练习要求
(A) 把关于 coordinator 处理 JoinGroupRequest 的摘录中从“private val pendingMembers”开始、到“nGroupRequest。”结束的那一段一字不改地重写一遍。
(B) 接着关于 coordinator 处理 JoinGroupRequest 的摘录最后一行往下续写。

所给摘录
· · · ·

4-3、coordinator处理JoinGroupRequest

4-3-1、分配memberId

GroupCoordinator#doUnknownJoinGroup:消费组成员刚上线进组,首次发送JoinGroupRequest,memberId为空,coordinator分配memberId并响应MEMBER_ID_REQUIRED

private def doUnknownJoinGroup(group: GroupMetadata,
       groupInstanceId: Option[String],
       requireKnownMemberId: Boolean,
       clientId: String,
       clientHost: String,
       rebalanceTimeoutMs: Int,
       sessionTimeoutMs: Int,
       protocolType: String,
       protocols: List[(String, Array[Byte])],
       // 响应回调
       responseCallback: JoinCallback): Unit = {
  group.inLock {
    //...
    // 生成memberId
    val newMemberId = group.generateMemberId(clientId, groupInstanceId)
    if (group.hasStaticMember(groupInstanceId)) {
      // 静态成员 暂时忽略
      updateStaticMemberAndRebalance(group, newMemberId, groupInstanceId, protocols, responseCallback)
    } else if (requireKnownMemberId) {
      // memberId标记为pending
      group.addPendingMember(newMemberId)
      // 延迟任务sessionTimeoutMs=10s(高版本45s),如果10s内没有收到joinGroup请求,则将memberId从pendingMember中移除
      addPendingMemberExpiration(group, newMemberId, sessionTimeoutMs)
      // 返回分配的memberId,和MEMBER_ID_REQUIRED异常
      responseCallback(JoinGroupResult(newMemberId, Errors.MEMBER_ID_REQUIRED))
    }
  }
}

GroupMetadata#generateMemberId:memberId=clientId-{uuid},其中clientId由客户端生成,默认clientId=consumer-{groupId}-{客户端自增id}。

def generateMemberId(clientId: String,
                       groupInstanceId: Option[String]): String = {
    groupInstanceId match {
      case None =>
        // {client.id}-{uuid}
        // client.id默认客户端生成规则consumer-{groupId}-{客户端自增id}
        clientId + GroupMetadata.MemberIdDelimiter + UUID.randomUUID().toString
      case Some(instanceId) =>
        // 静态成员(忽略)group.instance.id-{uuid}
        instanceId + GroupMetadata.MemberIdDelimiter + UUID.randomUUID().toString
    }
  }

GroupMetadata#pendingMembers:这个memberId被临时存储在pendingMembers中,如果客户端超时sessionTimeoutMs未进组,将被移除。

private val pendingMembers = new mutable.HashSet[String]
def addPendingMember(memberId: String) = pendingMembers.add(memberId)

AbstractCoordinator#joinGroupIfNeeded:回到consumer,更新generation的memberId,再次发起JoinGroupRequest。

private class JoinGroupResponseHandler extends 
    CoordinatorResponseHandler {
    public void handle(JoinGroupResponse joinResponse, RequestFuture future) {
        Errors error = joinResponse.error();
        // ...
        if (error == Errors.MEMBER_ID_REQUIRED) {
            String memberId = joinResponse.data().memberId();
            synchronized (AbstractCoordinator.this) {
                 // 更新generation的memberId为服务端返回
                AbstractCoordinator.this.generation = new Generation(OffsetCommitRequest.DEFAULT_GENERATION_ID, memberId, null);
            }
            future.raise(error);
        }
    }
}
boolean joinGroupIfNeeded(final Timer timer) {
    while (rejoinNeededOrPending()) {
        // ...

· · · ·

所示记录

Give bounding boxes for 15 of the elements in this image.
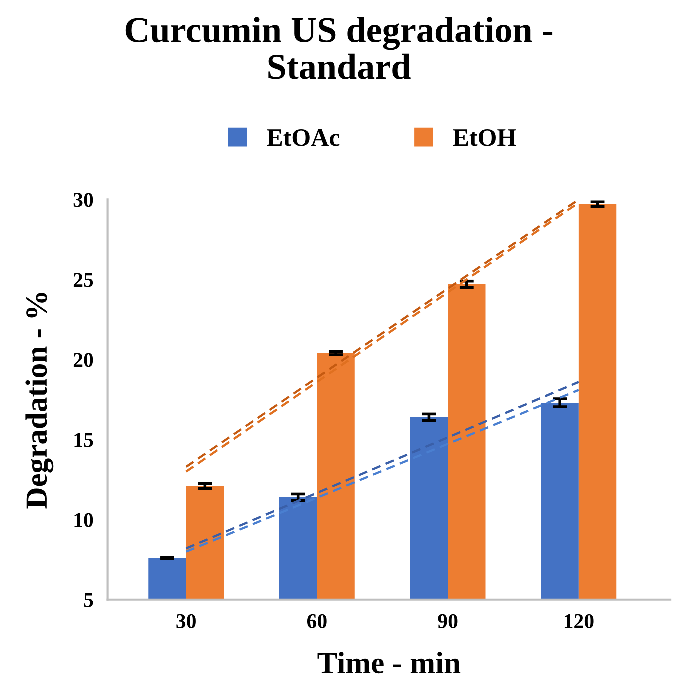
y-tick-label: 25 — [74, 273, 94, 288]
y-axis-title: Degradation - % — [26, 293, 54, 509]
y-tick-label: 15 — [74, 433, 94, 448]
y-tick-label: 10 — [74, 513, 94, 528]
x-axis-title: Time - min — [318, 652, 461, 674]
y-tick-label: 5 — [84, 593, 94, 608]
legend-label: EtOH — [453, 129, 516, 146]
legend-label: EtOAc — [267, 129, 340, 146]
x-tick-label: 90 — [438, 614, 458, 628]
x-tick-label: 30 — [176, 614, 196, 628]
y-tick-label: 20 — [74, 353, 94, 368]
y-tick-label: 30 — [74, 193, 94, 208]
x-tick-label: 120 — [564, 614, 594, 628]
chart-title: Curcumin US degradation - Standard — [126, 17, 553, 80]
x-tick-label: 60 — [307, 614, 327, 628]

· · · ·

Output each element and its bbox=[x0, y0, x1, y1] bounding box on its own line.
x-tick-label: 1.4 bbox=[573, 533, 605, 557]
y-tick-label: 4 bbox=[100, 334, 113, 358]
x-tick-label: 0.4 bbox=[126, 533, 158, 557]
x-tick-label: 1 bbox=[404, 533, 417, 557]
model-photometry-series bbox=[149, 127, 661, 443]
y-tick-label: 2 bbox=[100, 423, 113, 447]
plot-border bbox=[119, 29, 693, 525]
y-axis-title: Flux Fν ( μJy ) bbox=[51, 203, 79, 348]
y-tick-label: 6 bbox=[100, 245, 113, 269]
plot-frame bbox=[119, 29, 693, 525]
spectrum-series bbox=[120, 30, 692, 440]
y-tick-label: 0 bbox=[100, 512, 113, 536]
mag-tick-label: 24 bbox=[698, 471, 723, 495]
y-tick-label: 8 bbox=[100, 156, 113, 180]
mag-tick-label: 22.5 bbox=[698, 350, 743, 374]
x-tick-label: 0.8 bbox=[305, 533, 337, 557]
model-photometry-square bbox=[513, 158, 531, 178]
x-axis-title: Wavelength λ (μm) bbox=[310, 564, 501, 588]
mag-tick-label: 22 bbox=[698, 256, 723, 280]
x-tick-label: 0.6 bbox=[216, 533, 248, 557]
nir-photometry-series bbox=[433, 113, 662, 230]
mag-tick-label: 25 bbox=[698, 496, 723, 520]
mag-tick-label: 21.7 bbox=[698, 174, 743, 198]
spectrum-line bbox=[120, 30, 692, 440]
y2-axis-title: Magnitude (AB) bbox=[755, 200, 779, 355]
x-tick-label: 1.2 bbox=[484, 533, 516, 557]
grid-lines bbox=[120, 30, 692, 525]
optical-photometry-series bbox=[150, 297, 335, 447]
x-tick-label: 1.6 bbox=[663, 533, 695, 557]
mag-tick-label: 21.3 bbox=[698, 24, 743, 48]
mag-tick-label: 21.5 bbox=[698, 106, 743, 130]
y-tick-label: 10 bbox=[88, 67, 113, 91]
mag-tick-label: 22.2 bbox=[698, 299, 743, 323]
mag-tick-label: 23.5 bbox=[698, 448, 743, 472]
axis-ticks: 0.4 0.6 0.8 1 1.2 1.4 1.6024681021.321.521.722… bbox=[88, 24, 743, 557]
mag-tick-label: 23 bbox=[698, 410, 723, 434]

· · · ·

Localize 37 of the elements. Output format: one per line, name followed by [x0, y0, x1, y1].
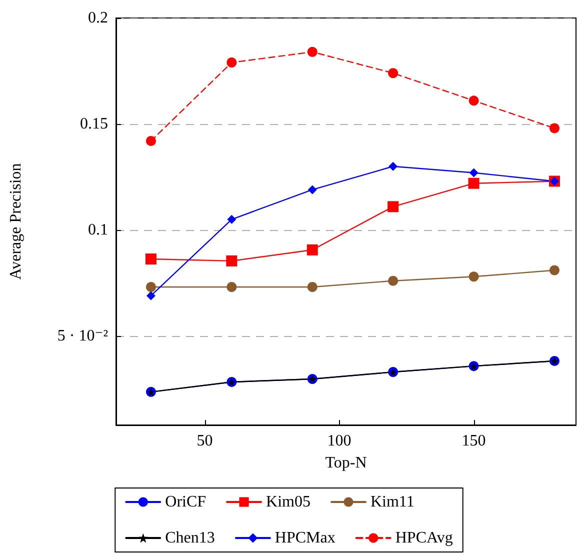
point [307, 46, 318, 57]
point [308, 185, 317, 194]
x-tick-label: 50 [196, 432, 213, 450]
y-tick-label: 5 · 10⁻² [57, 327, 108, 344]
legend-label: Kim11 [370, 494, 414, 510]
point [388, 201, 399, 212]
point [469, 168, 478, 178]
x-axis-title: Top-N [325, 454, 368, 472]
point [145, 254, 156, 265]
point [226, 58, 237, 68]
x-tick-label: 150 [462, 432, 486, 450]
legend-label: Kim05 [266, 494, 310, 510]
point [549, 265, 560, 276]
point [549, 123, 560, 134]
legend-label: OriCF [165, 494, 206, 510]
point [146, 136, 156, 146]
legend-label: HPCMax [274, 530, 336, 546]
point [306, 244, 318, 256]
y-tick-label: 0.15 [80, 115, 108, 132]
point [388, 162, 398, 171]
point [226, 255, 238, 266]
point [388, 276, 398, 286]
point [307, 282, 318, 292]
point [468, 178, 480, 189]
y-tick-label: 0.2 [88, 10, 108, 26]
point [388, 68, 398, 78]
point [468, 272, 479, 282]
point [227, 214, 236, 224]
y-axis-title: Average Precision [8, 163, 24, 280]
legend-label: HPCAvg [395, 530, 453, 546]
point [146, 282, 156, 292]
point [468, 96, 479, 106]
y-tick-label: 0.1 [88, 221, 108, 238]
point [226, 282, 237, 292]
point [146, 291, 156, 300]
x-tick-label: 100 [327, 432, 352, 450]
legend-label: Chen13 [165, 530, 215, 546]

· · · ·

练习结果
(A)
private val pendingMembers = new mutable.HashSet[String]
def addPendingMember(memberId: String) = pendingMembers.add(memberId)

AbstractCoordinator#joinGroupIfNeeded:回到consumer,更新generation的memberId,再次发起JoinGroupRequest。

(B)
        // 发送JoinGroupRequest
        final RequestFuture future = initiateJoinGroup();
        client.poll(future, timer);
        // ...
        if (future.succeeded()) {
           // ...
        } else {
            final RuntimeException exception = future.exception();
            resetJoinGroupFuture();
            if (exception instanceof UnknownMemberIdException ||
                exception instanceof RebalanceInProgressException ||
                exception instanceof IllegalGenerationException ||
                // 收到MemberIdRequiredException异常
                exception instanceof MemberIdRequiredException)
                continue;
            // ...
        }
    }
    return true;
}

4-3-2、新成员JoinGroup

上面新分配的memberId被标记为pending,新成员再次发送JoinGroupRequest。

GroupCoordinator#doJoinGroup:将JoinGroupRequest封装为MemberMetadata加入GroupMetadata,等待JoinGroupResponse成员数量numMembersAwaitingJoin+1。

private def doJoinGroup(group: GroupMetadata,
                          memberId: String,
                          groupInstanceId: Option[String],
                          clientId: String,
                          clientHost: String,
                          rebalanceTimeoutMs: Int,
                          sessionTimeoutMs: Int,
                          protocolType: String,
                          protocols: List[(String, Array[Byte])],
                          responseCallback: JoinCallback): Unit = {
  group.inLock {
    if (group.isPendingMember(memberId)) {
      // pending的成员正式进组
      addMemberAndRebalance(rebalanceTimeoutMs, 
        sessionTimeoutMs, memberId, groupInstanceId,
        clientId, clientHost, protocolType,
        protocols, group, responseCallback)
    }
  }
}
private def addMemberAndRebalance(rebalanceTimeoutMs: Int,
                                    sessionTimeoutMs: Int,
                                    memberId: String,
                                    groupInstanceId: Option[String],
                                    clientId: String,
                                    clientHost: String,
                                    protocolType: String,
                                    protocols: List[(String, Array[Byte])],
                                    group: GroupMetadata,
                                    callback: JoinCallback): Unit = {
  val member = new MemberMetadata(memberId, group.groupId, groupInstanceId,
    clientId, clientHost, rebalanceTimeoutMs,
    sessionTimeoutMs, protocolType, protocols)
  member.isNew = true
  if (group.is(PreparingRebalance) && group.generationId == 0)
    // group首次rebalance,标记newMemberAdded=true
    group.newMemberAdded = true
  // 进组,numMembersAwaitingJoin++
  group.add(member, callback)
  // 提交固定5分钟的DelayedHeartbeat延迟任务,如果超时没后续处理,member出组
  completeAndScheduleNextExpiration(group, member, NewMemberJoinTimeoutMs)
  if (member.isStaticMember) {
    group.addStaticMember(groupInstanceId, memberId)
  } else {
    group.removePendingMember(memberId)
  }
  // 触发rebalance
  maybePrepareRebalance(group, s"Adding new member $memberId with group instance id $groupInstanceId")
}
// GroupMetadata#add
def add(member: MemberMetadata, callback: JoinCallback = null): Unit = {
  if (members.isEmpty)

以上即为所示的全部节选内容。